[SET PROBLEM]
Give the material once more, word for word, without any images.
....
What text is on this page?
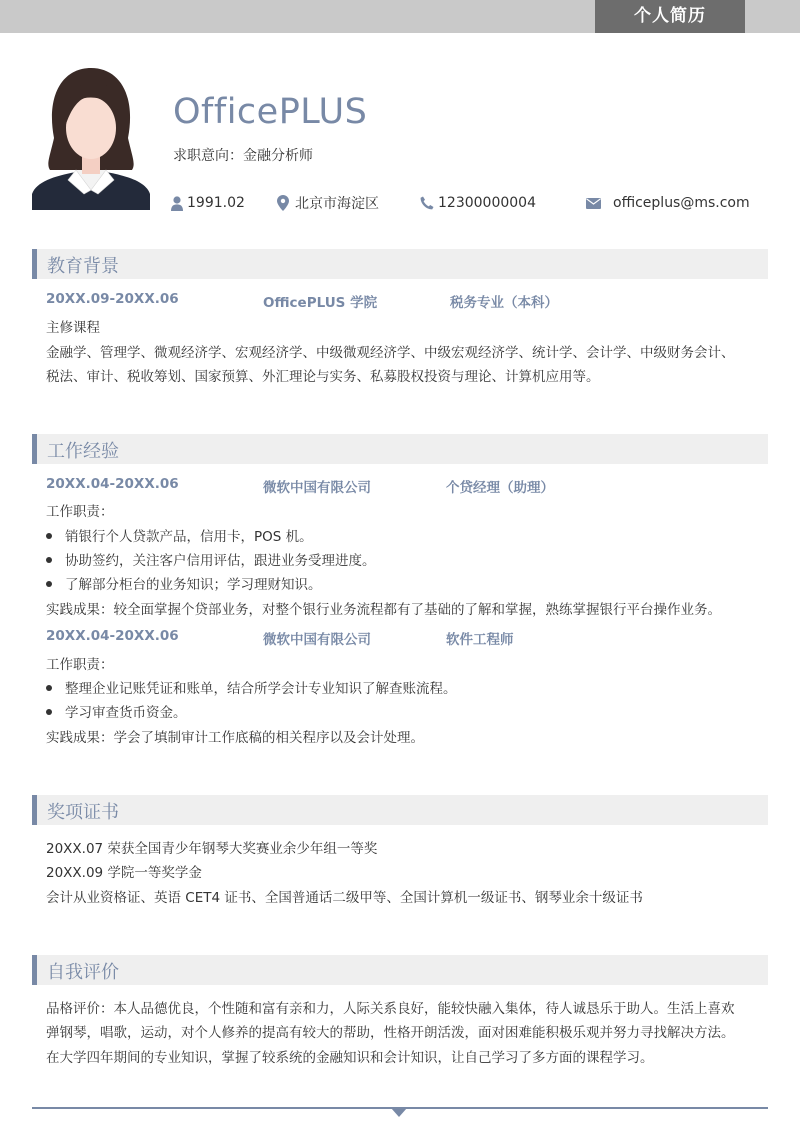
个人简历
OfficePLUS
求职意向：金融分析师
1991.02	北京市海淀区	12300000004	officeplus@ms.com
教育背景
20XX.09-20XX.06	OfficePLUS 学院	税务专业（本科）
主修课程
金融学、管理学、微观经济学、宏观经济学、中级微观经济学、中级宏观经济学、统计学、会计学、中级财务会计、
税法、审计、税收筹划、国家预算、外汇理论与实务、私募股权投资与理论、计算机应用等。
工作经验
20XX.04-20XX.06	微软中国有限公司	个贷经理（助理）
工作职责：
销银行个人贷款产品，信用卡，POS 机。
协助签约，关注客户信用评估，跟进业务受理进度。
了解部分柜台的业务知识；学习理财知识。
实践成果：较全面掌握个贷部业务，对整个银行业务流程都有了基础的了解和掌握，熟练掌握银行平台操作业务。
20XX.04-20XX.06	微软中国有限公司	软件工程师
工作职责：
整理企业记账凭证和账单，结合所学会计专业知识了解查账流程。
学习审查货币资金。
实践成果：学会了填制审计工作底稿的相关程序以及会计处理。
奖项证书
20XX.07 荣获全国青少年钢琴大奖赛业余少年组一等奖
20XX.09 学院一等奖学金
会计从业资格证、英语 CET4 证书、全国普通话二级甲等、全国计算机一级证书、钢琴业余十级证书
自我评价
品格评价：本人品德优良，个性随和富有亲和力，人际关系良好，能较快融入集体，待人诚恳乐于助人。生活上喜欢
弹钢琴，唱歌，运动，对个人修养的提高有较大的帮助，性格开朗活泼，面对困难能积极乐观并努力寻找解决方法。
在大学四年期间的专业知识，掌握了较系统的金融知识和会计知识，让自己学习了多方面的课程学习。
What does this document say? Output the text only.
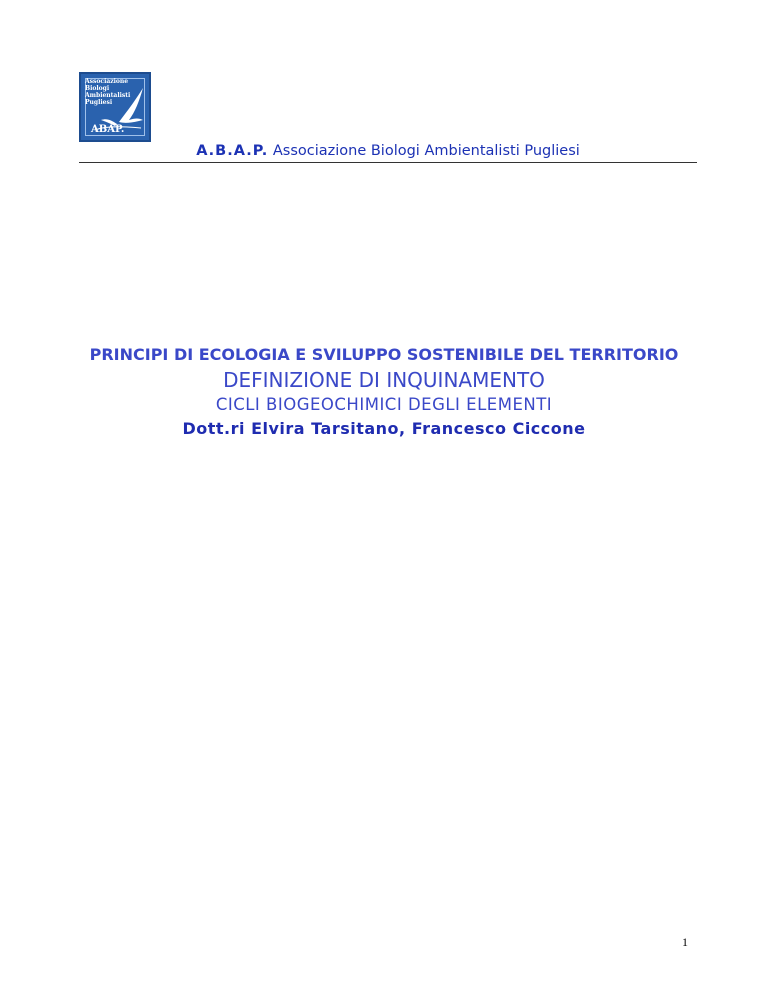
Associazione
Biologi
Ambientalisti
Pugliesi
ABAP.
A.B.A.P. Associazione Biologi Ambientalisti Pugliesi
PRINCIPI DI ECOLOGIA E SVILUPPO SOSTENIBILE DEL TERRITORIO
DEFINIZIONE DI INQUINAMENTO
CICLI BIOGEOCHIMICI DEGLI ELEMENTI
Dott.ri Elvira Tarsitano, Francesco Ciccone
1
....
[RESULT OF THE TASK]
What text is on this page?
个人简历
OfficePLUS
求职意向：金融分析师
1991.02	北京市海淀区	12300000004	officeplus@ms.com
教育背景
20XX.09-20XX.06	OfficePLUS 学院	税务专业（本科）
主修课程
金融学、管理学、微观经济学、宏观经济学、中级微观经济学、中级宏观经济学、统计学、会计学、中级财务会计、
税法、审计、税收筹划、国家预算、外汇理论与实务、私募股权投资与理论、计算机应用等。
工作经验
20XX.04-20XX.06	微软中国有限公司	个贷经理（助理）
工作职责：
销银行个人贷款产品，信用卡，POS 机。
协助签约，关注客户信用评估，跟进业务受理进度。
了解部分柜台的业务知识；学习理财知识。
实践成果：较全面掌握个贷部业务，对整个银行业务流程都有了基础的了解和掌握，熟练掌握银行平台操作业务。
20XX.04-20XX.06	微软中国有限公司	软件工程师
工作职责：
整理企业记账凭证和账单，结合所学会计专业知识了解查账流程。
学习审查货币资金。
实践成果：学会了填制审计工作底稿的相关程序以及会计处理。
奖项证书
20XX.07 荣获全国青少年钢琴大奖赛业余少年组一等奖
20XX.09 学院一等奖学金
会计从业资格证、英语 CET4 证书、全国普通话二级甲等、全国计算机一级证书、钢琴业余十级证书
自我评价
品格评价：本人品德优良，个性随和富有亲和力，人际关系良好，能较快融入集体，待人诚恳乐于助人。生活上喜欢
弹钢琴，唱歌，运动，对个人修养的提高有较大的帮助，性格开朗活泼，面对困难能积极乐观并努力寻找解决方法。
在大学四年期间的专业知识，掌握了较系统的金融知识和会计知识，让自己学习了多方面的课程学习。
What does this document say? Output the text only.
Associazione
Biologi
Ambientalisti
Pugliesi
ABAP.
A.B.A.P. Associazione Biologi Ambientalisti Pugliesi
PRINCIPI DI ECOLOGIA E SVILUPPO SOSTENIBILE DEL TERRITORIO
DEFINIZIONE DI INQUINAMENTO
CICLI BIOGEOCHIMICI DEGLI ELEMENTI
Dott.ri Elvira Tarsitano, Francesco Ciccone
1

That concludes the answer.